(Dataset listings of figures)

──────

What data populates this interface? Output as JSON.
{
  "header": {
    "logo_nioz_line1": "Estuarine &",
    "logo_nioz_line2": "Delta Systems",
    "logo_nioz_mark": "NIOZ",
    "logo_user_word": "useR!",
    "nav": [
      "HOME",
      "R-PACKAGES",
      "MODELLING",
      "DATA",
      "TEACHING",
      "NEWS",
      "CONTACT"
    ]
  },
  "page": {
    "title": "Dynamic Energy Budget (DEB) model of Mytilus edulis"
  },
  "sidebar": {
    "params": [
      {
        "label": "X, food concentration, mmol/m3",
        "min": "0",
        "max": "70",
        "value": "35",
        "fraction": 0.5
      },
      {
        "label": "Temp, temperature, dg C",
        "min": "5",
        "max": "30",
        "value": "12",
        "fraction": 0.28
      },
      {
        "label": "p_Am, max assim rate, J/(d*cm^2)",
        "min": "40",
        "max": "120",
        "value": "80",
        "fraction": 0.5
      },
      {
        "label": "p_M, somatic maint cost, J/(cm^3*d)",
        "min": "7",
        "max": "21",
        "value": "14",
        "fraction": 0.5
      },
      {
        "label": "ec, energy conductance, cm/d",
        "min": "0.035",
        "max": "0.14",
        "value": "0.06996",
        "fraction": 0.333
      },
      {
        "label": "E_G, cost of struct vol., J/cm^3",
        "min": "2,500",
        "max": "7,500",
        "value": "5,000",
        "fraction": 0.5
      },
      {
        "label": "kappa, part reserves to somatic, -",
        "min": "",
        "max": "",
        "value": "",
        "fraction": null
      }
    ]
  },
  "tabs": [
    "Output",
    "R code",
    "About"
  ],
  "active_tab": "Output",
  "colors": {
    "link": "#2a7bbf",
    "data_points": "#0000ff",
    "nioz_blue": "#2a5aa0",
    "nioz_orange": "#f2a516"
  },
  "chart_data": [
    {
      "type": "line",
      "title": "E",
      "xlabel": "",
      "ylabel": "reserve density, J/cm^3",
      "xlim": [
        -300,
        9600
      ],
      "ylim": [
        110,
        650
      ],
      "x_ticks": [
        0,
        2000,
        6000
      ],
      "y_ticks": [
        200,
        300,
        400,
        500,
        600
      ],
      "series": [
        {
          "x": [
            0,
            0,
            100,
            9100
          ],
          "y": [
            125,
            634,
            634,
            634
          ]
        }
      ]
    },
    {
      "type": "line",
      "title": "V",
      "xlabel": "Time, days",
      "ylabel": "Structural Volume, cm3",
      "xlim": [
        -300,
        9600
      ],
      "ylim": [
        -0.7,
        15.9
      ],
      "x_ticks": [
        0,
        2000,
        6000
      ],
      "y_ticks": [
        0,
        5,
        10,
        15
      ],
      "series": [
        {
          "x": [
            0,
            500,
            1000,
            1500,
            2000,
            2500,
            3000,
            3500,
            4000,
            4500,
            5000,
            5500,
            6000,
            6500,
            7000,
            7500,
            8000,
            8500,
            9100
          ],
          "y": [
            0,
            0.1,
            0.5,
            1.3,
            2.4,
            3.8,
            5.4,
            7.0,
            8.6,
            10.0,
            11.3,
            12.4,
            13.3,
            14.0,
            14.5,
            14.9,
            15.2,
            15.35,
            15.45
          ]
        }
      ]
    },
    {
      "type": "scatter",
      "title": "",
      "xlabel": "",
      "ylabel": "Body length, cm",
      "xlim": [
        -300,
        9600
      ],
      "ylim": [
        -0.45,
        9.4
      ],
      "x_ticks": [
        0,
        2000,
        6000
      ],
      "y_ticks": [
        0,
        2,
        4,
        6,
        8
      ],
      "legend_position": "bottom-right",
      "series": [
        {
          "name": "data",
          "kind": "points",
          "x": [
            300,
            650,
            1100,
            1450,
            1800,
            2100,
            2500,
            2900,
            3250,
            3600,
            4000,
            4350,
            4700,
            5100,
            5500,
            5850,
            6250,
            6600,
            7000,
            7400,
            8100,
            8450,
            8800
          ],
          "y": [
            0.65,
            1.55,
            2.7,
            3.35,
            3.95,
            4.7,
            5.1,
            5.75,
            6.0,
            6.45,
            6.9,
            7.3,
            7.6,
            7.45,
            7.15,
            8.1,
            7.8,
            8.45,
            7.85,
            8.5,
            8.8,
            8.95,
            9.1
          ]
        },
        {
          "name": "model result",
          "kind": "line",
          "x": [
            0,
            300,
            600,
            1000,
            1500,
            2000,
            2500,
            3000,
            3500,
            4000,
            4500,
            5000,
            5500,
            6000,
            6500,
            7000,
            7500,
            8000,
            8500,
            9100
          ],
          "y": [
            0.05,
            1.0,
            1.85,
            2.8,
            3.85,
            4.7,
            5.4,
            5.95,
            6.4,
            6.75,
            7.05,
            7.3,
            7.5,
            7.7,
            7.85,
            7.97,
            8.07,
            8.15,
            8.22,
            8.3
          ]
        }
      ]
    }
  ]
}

──────

From the listing above, copy every line that holds the string "somatic".

» WORKED SOLUTION:
        "label": "p_M, somatic maint cost, J/(cm^3*d)",
        "label": "kappa, part reserves to somatic, -",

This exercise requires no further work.